** Start of Input data **

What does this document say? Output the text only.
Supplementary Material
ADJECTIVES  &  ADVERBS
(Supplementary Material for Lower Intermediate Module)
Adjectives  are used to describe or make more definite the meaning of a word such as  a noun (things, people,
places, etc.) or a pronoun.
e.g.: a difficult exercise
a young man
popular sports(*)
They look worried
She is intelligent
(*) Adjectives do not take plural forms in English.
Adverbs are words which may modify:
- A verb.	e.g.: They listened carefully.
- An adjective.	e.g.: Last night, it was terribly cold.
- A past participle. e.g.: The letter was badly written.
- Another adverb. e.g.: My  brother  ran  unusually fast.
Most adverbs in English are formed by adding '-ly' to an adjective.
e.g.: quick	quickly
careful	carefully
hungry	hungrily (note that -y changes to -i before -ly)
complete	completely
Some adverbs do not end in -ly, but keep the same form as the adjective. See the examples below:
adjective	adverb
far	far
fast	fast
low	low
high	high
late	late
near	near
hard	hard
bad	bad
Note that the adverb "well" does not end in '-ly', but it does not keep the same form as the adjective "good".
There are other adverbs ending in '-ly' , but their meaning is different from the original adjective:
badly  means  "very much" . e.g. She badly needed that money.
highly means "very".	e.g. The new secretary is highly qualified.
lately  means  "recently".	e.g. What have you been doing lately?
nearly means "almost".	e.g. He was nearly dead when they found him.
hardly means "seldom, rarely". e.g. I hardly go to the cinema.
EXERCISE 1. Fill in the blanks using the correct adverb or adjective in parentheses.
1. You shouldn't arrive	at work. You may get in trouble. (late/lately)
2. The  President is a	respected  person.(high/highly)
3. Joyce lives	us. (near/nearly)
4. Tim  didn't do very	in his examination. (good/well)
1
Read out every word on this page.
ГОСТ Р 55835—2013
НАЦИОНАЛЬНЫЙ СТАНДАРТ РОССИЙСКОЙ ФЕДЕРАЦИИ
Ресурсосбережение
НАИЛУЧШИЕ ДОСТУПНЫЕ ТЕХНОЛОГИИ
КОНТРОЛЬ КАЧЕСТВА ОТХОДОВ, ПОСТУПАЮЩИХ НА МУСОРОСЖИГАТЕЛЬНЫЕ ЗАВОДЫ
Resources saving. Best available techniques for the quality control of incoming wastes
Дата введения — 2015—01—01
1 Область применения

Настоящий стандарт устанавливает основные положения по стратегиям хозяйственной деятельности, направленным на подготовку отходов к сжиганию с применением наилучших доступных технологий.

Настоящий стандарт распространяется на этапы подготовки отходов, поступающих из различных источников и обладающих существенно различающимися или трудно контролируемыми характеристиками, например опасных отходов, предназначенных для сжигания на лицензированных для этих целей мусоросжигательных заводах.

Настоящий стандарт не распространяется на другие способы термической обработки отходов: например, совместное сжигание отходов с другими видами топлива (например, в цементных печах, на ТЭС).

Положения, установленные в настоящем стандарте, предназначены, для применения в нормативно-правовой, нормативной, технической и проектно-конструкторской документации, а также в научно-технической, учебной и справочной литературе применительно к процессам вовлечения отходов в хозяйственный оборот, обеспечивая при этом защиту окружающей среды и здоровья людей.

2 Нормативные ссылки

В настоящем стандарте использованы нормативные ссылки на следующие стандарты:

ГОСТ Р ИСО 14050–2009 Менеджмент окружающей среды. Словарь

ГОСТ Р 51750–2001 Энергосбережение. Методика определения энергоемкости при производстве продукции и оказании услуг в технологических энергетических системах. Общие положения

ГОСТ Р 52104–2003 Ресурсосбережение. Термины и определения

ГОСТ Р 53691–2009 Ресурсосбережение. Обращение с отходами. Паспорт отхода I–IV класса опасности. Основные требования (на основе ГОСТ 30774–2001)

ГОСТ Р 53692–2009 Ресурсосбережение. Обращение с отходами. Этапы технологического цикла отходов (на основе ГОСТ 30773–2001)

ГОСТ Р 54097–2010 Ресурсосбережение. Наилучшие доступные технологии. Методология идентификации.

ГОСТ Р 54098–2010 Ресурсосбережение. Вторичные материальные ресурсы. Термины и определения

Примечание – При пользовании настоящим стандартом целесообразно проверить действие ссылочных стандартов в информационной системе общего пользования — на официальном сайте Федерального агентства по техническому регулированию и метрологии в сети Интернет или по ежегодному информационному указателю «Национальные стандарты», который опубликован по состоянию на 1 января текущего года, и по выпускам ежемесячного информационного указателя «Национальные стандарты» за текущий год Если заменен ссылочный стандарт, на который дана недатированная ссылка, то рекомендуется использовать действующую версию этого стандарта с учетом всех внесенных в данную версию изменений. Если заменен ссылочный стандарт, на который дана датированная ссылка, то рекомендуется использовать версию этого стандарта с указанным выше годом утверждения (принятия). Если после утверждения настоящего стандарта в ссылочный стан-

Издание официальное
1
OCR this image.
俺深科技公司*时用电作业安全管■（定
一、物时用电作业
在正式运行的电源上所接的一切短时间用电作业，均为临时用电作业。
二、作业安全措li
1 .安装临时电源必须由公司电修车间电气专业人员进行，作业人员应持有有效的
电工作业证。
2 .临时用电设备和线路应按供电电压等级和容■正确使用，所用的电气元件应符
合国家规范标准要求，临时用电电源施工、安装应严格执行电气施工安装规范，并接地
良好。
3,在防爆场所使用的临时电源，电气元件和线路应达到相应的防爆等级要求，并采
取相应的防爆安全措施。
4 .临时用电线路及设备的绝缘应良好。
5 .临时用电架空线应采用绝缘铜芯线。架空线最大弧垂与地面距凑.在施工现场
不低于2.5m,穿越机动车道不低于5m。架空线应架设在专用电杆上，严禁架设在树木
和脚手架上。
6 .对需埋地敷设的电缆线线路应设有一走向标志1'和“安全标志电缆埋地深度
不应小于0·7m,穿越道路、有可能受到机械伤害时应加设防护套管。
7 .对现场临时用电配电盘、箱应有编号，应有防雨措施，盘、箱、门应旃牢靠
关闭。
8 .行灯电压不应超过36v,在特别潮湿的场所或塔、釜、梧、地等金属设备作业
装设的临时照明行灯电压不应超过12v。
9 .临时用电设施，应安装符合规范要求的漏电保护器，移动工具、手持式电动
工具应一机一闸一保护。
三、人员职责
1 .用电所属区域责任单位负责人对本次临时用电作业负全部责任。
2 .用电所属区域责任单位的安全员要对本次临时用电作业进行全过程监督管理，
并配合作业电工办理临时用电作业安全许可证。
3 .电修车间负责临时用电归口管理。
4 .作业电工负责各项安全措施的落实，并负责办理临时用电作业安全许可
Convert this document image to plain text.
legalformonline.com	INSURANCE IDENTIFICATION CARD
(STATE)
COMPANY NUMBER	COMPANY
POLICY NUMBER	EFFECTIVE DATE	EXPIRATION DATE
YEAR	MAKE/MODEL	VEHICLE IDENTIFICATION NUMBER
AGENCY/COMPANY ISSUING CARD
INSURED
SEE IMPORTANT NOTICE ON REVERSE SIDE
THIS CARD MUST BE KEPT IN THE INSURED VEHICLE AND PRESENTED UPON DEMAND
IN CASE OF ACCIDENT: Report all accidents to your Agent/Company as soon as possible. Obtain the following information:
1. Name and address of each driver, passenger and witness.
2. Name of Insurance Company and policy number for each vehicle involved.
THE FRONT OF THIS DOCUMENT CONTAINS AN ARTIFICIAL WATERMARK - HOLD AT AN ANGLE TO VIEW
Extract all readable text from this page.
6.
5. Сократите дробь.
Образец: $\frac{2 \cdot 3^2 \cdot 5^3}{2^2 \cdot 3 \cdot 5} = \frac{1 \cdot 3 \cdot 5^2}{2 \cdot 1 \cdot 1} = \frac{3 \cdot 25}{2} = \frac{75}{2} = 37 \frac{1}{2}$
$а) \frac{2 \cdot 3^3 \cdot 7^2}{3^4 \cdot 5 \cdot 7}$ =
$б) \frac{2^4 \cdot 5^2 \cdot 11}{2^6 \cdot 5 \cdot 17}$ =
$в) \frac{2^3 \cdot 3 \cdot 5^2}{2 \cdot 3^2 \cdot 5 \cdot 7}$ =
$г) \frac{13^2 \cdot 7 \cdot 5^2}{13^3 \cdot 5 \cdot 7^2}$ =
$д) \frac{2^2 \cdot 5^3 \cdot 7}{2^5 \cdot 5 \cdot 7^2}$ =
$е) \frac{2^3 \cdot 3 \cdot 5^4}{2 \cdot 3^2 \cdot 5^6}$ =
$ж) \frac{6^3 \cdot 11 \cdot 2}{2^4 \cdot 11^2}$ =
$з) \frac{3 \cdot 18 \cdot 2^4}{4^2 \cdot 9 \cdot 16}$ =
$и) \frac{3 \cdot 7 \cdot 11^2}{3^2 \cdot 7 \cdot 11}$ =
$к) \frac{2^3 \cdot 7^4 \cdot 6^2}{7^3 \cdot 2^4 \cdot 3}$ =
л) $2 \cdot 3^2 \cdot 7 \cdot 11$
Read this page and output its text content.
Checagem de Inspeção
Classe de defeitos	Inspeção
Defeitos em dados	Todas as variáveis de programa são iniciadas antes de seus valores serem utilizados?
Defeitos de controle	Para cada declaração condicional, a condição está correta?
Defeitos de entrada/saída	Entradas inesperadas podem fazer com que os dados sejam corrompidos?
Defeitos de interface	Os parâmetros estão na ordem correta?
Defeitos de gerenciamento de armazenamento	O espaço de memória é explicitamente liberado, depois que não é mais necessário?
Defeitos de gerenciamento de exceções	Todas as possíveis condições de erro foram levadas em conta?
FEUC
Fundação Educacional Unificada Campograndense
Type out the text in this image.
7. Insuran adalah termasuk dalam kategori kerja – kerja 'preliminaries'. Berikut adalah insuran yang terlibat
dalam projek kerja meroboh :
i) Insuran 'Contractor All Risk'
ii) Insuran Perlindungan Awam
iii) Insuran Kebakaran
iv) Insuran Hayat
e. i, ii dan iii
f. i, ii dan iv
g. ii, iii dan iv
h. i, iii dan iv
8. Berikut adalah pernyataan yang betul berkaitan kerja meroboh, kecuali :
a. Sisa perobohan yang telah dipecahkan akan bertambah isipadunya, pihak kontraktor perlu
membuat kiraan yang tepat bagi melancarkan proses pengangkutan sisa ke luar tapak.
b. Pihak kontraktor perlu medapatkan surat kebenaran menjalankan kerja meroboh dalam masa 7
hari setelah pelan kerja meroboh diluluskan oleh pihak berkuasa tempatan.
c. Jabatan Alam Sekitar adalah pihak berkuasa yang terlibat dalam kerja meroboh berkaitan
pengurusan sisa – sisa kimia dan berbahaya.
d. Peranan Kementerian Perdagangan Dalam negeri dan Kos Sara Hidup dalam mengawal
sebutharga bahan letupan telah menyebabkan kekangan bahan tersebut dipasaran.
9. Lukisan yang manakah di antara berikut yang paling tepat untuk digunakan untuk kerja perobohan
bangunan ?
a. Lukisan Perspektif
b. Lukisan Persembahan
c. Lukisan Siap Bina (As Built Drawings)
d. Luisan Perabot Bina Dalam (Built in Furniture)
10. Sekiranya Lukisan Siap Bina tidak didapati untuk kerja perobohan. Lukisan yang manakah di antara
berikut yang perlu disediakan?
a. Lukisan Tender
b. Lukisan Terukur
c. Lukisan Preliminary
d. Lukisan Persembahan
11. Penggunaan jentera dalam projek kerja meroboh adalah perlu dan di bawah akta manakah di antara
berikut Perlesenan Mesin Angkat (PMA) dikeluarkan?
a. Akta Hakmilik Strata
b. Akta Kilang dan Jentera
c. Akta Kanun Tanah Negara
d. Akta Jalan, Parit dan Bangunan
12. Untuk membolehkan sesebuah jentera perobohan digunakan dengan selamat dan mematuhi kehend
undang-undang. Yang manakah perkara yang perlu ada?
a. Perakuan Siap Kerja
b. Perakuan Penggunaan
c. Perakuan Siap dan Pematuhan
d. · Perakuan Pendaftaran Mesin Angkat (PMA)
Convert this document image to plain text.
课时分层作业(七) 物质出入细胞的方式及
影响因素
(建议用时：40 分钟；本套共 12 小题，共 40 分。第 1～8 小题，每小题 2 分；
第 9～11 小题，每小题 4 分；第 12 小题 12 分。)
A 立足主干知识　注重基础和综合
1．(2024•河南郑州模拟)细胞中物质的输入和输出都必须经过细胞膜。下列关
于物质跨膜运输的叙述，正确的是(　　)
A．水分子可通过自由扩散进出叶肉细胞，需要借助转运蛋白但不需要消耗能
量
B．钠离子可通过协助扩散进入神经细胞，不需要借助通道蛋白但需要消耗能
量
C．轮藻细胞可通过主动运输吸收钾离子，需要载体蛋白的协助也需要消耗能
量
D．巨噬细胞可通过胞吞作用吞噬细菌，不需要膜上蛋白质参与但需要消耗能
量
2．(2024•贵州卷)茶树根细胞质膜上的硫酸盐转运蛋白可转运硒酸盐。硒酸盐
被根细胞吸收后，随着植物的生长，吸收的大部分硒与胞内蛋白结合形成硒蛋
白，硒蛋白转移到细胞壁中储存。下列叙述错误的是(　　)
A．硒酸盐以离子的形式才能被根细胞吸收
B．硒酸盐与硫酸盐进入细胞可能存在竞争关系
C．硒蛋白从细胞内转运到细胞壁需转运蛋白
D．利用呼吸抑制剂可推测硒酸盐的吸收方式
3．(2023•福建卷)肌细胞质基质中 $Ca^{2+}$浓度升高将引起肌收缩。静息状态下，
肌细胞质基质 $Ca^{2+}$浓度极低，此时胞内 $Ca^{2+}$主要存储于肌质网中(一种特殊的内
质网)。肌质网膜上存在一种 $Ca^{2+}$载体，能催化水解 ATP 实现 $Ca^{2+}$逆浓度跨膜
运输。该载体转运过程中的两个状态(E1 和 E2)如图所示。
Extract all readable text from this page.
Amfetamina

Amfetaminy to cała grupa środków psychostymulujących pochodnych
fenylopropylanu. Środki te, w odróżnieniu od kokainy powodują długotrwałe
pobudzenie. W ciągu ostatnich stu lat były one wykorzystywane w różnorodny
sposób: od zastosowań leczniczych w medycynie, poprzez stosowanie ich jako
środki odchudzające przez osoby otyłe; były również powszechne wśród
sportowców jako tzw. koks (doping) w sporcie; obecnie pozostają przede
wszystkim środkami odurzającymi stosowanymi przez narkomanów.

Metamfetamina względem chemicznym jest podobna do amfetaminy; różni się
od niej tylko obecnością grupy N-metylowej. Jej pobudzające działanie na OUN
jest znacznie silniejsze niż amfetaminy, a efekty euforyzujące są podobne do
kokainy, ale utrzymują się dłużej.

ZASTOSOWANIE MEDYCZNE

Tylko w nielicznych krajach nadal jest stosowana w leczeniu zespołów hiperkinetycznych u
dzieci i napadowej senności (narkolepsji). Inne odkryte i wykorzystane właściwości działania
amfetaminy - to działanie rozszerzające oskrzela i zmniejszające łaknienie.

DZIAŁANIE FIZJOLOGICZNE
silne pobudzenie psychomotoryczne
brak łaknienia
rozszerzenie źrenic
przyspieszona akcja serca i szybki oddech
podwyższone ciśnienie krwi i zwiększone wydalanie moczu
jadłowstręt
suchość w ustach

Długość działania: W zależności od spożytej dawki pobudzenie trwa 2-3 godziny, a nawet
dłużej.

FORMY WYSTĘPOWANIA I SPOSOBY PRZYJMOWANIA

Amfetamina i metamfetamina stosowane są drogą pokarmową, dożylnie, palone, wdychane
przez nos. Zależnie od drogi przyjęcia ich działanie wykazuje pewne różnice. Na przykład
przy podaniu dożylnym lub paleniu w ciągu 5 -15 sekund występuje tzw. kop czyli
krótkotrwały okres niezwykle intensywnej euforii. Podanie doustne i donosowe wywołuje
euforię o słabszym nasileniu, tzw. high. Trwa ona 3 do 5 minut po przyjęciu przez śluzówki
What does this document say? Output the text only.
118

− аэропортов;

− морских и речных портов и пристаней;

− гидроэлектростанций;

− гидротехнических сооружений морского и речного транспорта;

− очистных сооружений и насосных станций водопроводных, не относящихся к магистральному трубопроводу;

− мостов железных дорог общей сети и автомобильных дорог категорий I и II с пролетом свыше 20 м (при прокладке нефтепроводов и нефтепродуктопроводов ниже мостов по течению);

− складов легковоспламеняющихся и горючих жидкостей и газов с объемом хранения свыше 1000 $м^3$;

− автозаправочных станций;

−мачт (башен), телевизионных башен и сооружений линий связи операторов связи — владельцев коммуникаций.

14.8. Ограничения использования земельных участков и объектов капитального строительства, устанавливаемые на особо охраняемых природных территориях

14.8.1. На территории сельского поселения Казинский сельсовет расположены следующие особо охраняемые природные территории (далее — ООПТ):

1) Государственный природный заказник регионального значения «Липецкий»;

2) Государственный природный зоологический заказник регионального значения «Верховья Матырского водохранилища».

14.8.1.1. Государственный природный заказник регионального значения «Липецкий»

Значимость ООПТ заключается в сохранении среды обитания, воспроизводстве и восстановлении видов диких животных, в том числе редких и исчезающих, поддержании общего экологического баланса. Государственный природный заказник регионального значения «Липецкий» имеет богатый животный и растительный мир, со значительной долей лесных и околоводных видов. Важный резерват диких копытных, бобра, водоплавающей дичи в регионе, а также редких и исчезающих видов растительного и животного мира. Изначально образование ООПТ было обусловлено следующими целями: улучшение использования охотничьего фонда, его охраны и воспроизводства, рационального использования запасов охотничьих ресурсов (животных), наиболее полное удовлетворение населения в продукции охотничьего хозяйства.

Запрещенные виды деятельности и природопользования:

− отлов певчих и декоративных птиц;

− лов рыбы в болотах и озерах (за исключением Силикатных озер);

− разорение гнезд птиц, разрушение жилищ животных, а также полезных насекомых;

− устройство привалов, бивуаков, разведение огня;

** End of Input data **

# Aim of the exercise:
Return every line from the records above that holds the word "следующие".

# The response:
В настоящем стандарте использованы нормативные ссылки на следующие стандарты:
14.8.1. На территории сельского поселения Казинский сельсовет расположены следующие особо охраняемые природные территории (далее — ООПТ):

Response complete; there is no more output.